## begin MATERIAL SUPPLIED
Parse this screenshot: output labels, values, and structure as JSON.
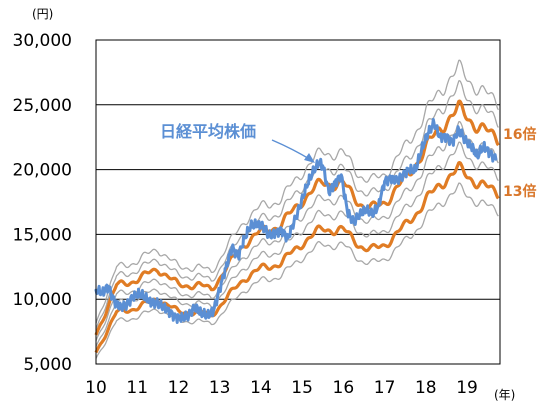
{
  "chart_data": {
    "type": "line",
    "y_unit": "(円)",
    "x_unit": "(年)",
    "xlim": [
      10,
      19.8
    ],
    "ylim": [
      5000,
      30000
    ],
    "x_ticks": [
      10,
      11,
      12,
      13,
      14,
      15,
      16,
      17,
      18,
      19
    ],
    "x_tick_labels": [
      "10",
      "11",
      "12",
      "13",
      "14",
      "15",
      "16",
      "17",
      "18",
      "19"
    ],
    "y_ticks": [
      5000,
      10000,
      15000,
      20000,
      25000,
      30000
    ],
    "y_tick_labels": [
      "5,000",
      "10,000",
      "15,000",
      "20,000",
      "25,000",
      "30,000"
    ],
    "grid": "horizontal",
    "eps_x": [
      10.0,
      10.5,
      11.0,
      11.5,
      12.0,
      12.5,
      12.8,
      13.2,
      13.6,
      14.0,
      14.5,
      15.0,
      15.5,
      16.0,
      16.5,
      16.7,
      17.0,
      17.5,
      18.0,
      18.5,
      18.8,
      19.2,
      19.6,
      19.75
    ],
    "eps_y": [
      454,
      690,
      719,
      773,
      693,
      692,
      673,
      784,
      894,
      950,
      985,
      1104,
      1188,
      1177,
      1073,
      1061,
      1093,
      1203,
      1354,
      1490,
      1540,
      1472,
      1412,
      1400
    ],
    "pe_bands": [
      {
        "multiple": 12,
        "color": "#a8a8a8"
      },
      {
        "multiple": 13,
        "name": "13倍",
        "color": "#e07c24"
      },
      {
        "multiple": 14,
        "color": "#a8a8a8"
      },
      {
        "multiple": 15,
        "color": "#a8a8a8"
      },
      {
        "multiple": 16,
        "name": "16倍",
        "color": "#e07c24"
      },
      {
        "multiple": 17,
        "color": "#a8a8a8"
      },
      {
        "multiple": 18,
        "color": "#a8a8a8"
      }
    ],
    "series": [
      {
        "name": "日経平均株価",
        "color": "#5b8fd4",
        "x": [
          10.0,
          10.15,
          10.3,
          10.45,
          10.6,
          10.75,
          10.9,
          11.05,
          11.2,
          11.35,
          11.5,
          11.65,
          11.8,
          11.95,
          12.1,
          12.25,
          12.4,
          12.55,
          12.7,
          12.85,
          13.0,
          13.15,
          13.3,
          13.45,
          13.6,
          13.75,
          13.9,
          14.05,
          14.2,
          14.35,
          14.5,
          14.65,
          14.8,
          14.95,
          15.1,
          15.25,
          15.4,
          15.5,
          15.65,
          15.8,
          15.95,
          16.1,
          16.25,
          16.4,
          16.55,
          16.7,
          16.85,
          17.0,
          17.15,
          17.3,
          17.45,
          17.6,
          17.75,
          17.9,
          18.05,
          18.2,
          18.35,
          18.5,
          18.65,
          18.8,
          18.95,
          19.1,
          19.25,
          19.4,
          19.55,
          19.7
        ],
        "values": [
          10700,
          10500,
          11000,
          9800,
          9400,
          9600,
          10200,
          10400,
          10100,
          9700,
          9700,
          9400,
          9000,
          8600,
          8600,
          8700,
          9400,
          8900,
          8700,
          9100,
          10800,
          12400,
          14000,
          13300,
          14700,
          15600,
          15800,
          15600,
          14900,
          15100,
          15400,
          14700,
          15900,
          17200,
          18700,
          19700,
          20500,
          20300,
          18200,
          19000,
          19600,
          16700,
          15900,
          16600,
          16900,
          16500,
          17200,
          19100,
          19300,
          19200,
          19600,
          20000,
          19900,
          21600,
          22800,
          23600,
          22500,
          22600,
          22100,
          23100,
          22300,
          21800,
          21000,
          21800,
          21300,
          20800
        ]
      }
    ],
    "annotations": [
      {
        "text": "日経平均株価"
      },
      {
        "text": "16倍"
      },
      {
        "text": "13倍"
      }
    ]
  }
}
## end MATERIAL SUPPLIED
■ WORK REQUIRED: Copy every line of the material in which the word "values" occurs.

■ TASK RESULT:
Parse this screenshot: output labels, values, and structure as JSON.
        "values": [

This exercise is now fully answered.